» FRAGMENTO DEL TEXTO

↓

Lecciones de Historia Rioplatense
El Virreynato del Río de la Plata
 
 
Voy a referirme rápidamente a la gran obra política de Carlos III en el Río de la Plata: La creación del Virreinato en 1777.

La Colonia del Sacramento situada en la Banda Oriental de nuestra gran cuenca fluvial, fue una avanzada estratégica de los Braganza que siempre trataron de establecer allí una cabeza de puente para llegar al Uruguay. En el orden comercial, la Colonia era la puerta de entrada a Buenos Aires de todo el contrabando; no sólo mercantil sino también ideológico. Por ese medio Inglaterra, valiéndose de Portugal, sobornó conciencias con el propósito de fomentar la rebelión contra España en su provecho.

Ante esta amenaza, la Corona no pudo permanecer impasible. Y para frenarla envió a Pedro de Cevallos, gran militar, estratega y amigo de los Padres jesuitas, con instrucciones urgentes de ocupar aquella fortaleza enemiga dentro de su territorio. Partía el comisionado con el nombramiento de Virrey “provisorio” de Buenos Aires, anticipándose en un año a su erección definitiva decretada por las autoridades. Cevallos, con todo éxito, llevó a término esta empresa ocupando el Sacramento y parte del territorio de Río Grande del Sur (hoy brasileño). Quedó inaugurado así, con un rotundo triunfo guerrero, el nuevo bloque geopolítica de España en América: el Virreinato del Río de la Plata.

Liquidado el asunto drásticamente, la rivalidad con los lusitanos continuó, aunque ya no por la Colonia propiamente dicha sino por toda la provincia uruguaya. Vicisitudes y conflictos fueron suscitándose sin tregua, mas ahora España contaba con un cuartel general, tenía una organización política y una milicia aguerrida y regimentada, capaz de contener con éxito las invasiones del enemigo secular y de sus aliados los ingleses.

↑

» INFORMACIÓN SUMINISTRADA
↓

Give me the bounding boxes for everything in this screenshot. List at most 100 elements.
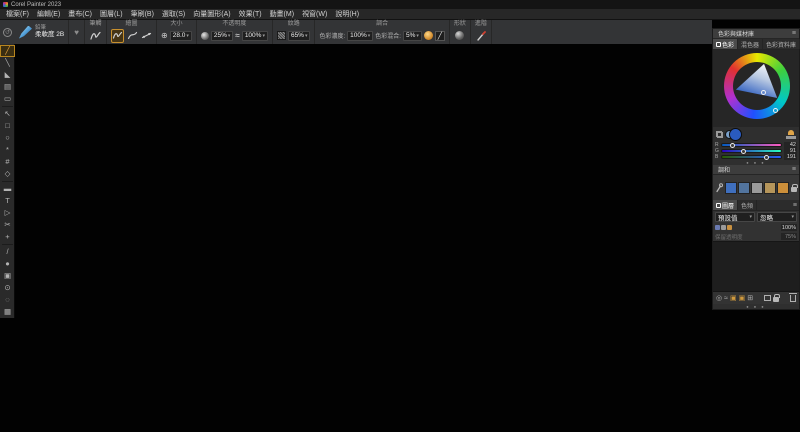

↑

» CONSIGNA
Retoma el texto sobre el Virreinato del Río de la Plata y continúalo a partir de su última oración.

» RESOLUCIÓN
El conglomerado geográfico con capital en Buenos Aires comprendía todos los climas: desde el nórdico tropical, pasando por el templado, hasta el polar en la punta antártica del continente. Saben ustedes qué territorios abarcaba: La provincia del Paraguay, la Banda Oriental del Uruguay, el Alto Perú (Bolivia), la República Argentina entera —incluidos los siete pueblos de las misiones, hoy brasileños— hasta Tierra del Fuego; y además, una estrecha lonja dentro de la Gobernación de Chile que comunicaba con el Pacífico. Esta sabia conjunción estratégica estaba perfectamente resguardada y podía bastarse a sí misma. Tenía salida a los dos océanos: Atlántico y Pacífico.

A partir de la histórica Bula de partición del Papa Alejandro VI, completada por el tratado de Tordesillas, cada vez que España resolvió querellas con su rival estas tierras pesaron en la paz y en la guerra. Fueron, en cierta manera, el comodín que dio descarte a la diplomacia madrileña en ese juego sutil de acuerdos, tratados, negociaciones y transferencias patrimoniales entre Barbones y Braganzas, durante el siglo XVIII.

Todo Estado que entra en decadencia política —si es poderoso— tiene enemigos que le provocan conflictos a fin de sacar, a río revuelto, la mayor tajada posible en su beneficio. El secular pleito entre España y Portugal se agudizó, por lo mismo, obligando a Carlos III a contrarrestar de alguna manera el peligro cierto. Conviene recordar que éste segundo país —en aquel tiempo como hoy— obraba en carácter de aliado de Inglaterra.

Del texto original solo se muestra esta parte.